[Start Records provided]

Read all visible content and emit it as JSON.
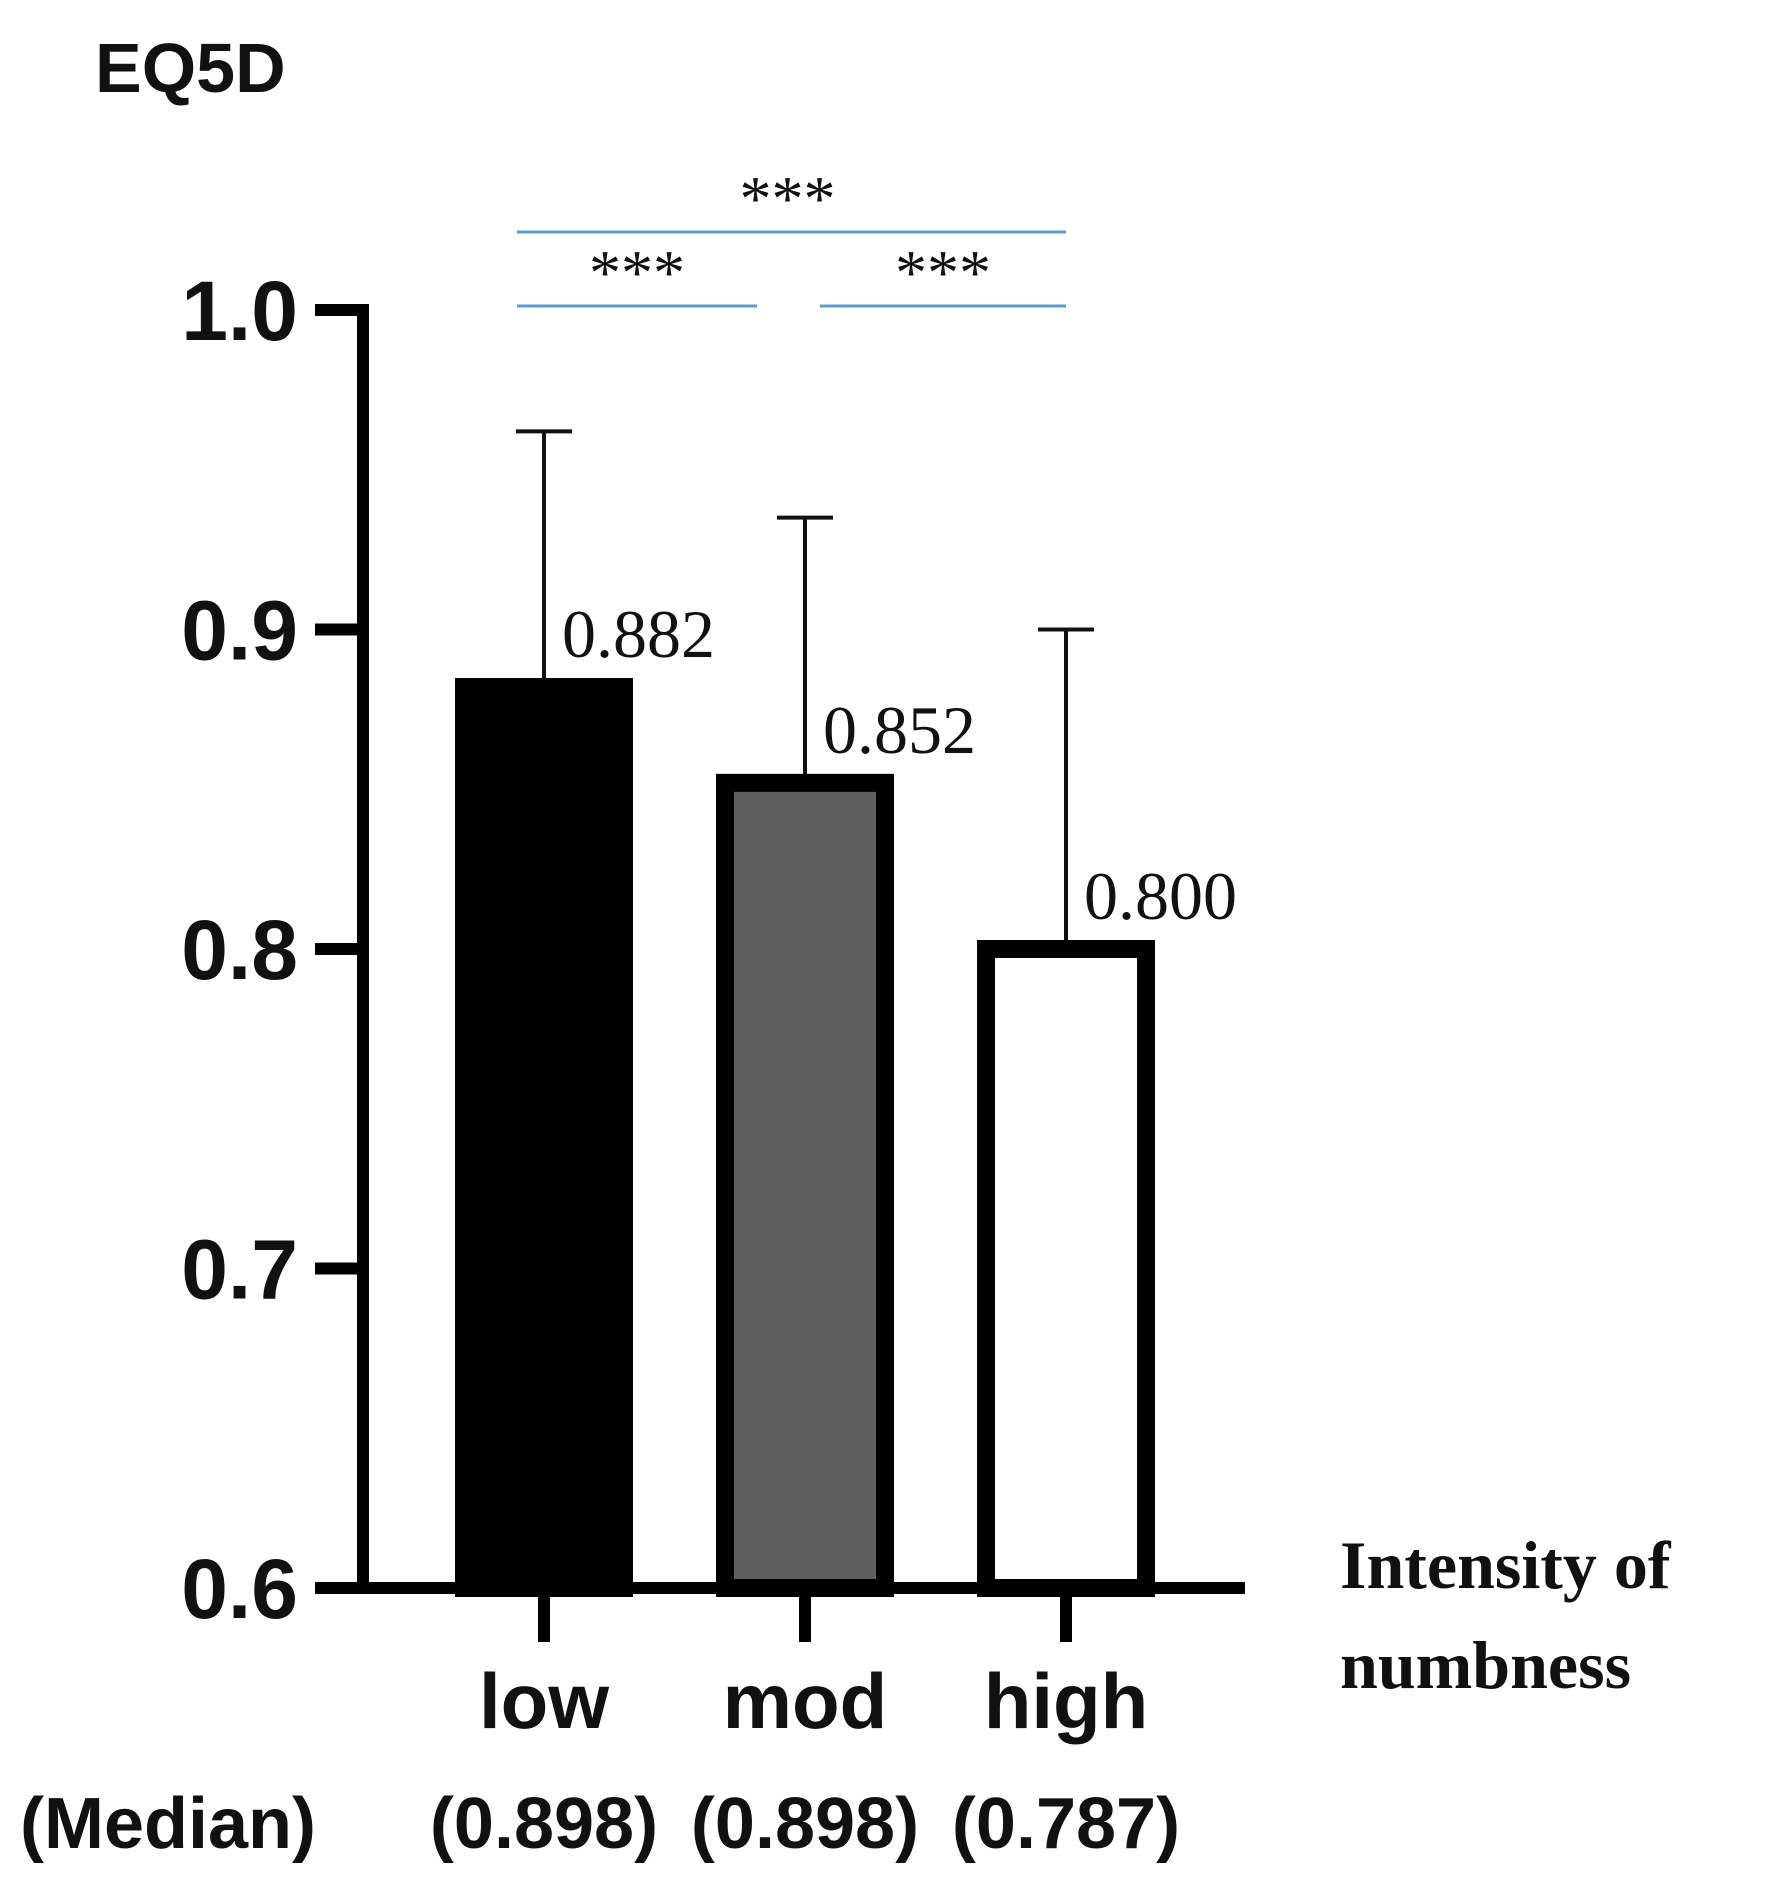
{
  "chart_data": {
    "type": "bar",
    "ylabel": "EQ5D",
    "xlabel": "Intensity of numbness",
    "categories": [
      "low",
      "mod",
      "high"
    ],
    "values": [
      0.882,
      0.852,
      0.8
    ],
    "value_labels": [
      "0.882",
      "0.852",
      "0.800"
    ],
    "error_upper": [
      0.962,
      0.935,
      0.9
    ],
    "medians_label": "(Median)",
    "medians": [
      "(0.898)",
      "(0.898)",
      "(0.787)"
    ],
    "bar_colors": [
      "#000000",
      "#5f5f5f",
      "#ffffff"
    ],
    "ylim": [
      0.6,
      1.0
    ],
    "yticks": [
      0.6,
      0.7,
      0.8,
      0.9,
      1.0
    ],
    "ytick_labels": [
      "0.6",
      "0.7",
      "0.8",
      "0.9",
      "1.0"
    ],
    "significance": [
      {
        "from": 0,
        "to": 2,
        "label": "***"
      },
      {
        "from": 0,
        "to": 1,
        "label": "***"
      },
      {
        "from": 1,
        "to": 2,
        "label": "***"
      }
    ],
    "significance_color": "#5b9bd5",
    "grid": false,
    "legend": "none"
  }
}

[End Records provided]

Direction = Transcribe every entry word for word, but omit the pictures.

Written reply =
Read all visible content and emit it as JSON.
{
  "chart_data": {
    "type": "bar",
    "ylabel": "EQ5D",
    "xlabel": "Intensity of numbness",
    "categories": [
      "low",
      "mod",
      "high"
    ],
    "values": [
      0.882,
      0.852,
      0.8
    ],
    "value_labels": [
      "0.882",
      "0.852",
      "0.800"
    ],
    "error_upper": [
      0.962,
      0.935,
      0.9
    ],
    "medians_label": "(Median)",
    "medians": [
      "(0.898)",
      "(0.898)",
      "(0.787)"
    ],
    "bar_colors": [
      "#000000",
      "#5f5f5f",
      "#ffffff"
    ],
    "ylim": [
      0.6,
      1.0
    ],
    "yticks": [
      0.6,
      0.7,
      0.8,
      0.9,
      1.0
    ],
    "ytick_labels": [
      "0.6",
      "0.7",
      "0.8",
      "0.9",
      "1.0"
    ],
    "significance": [
      {
        "from": 0,
        "to": 2,
        "label": "***"
      },
      {
        "from": 0,
        "to": 1,
        "label": "***"
      },
      {
        "from": 1,
        "to": 2,
        "label": "***"
      }
    ],
    "significance_color": "#5b9bd5",
    "grid": false,
    "legend": "none"
  }
}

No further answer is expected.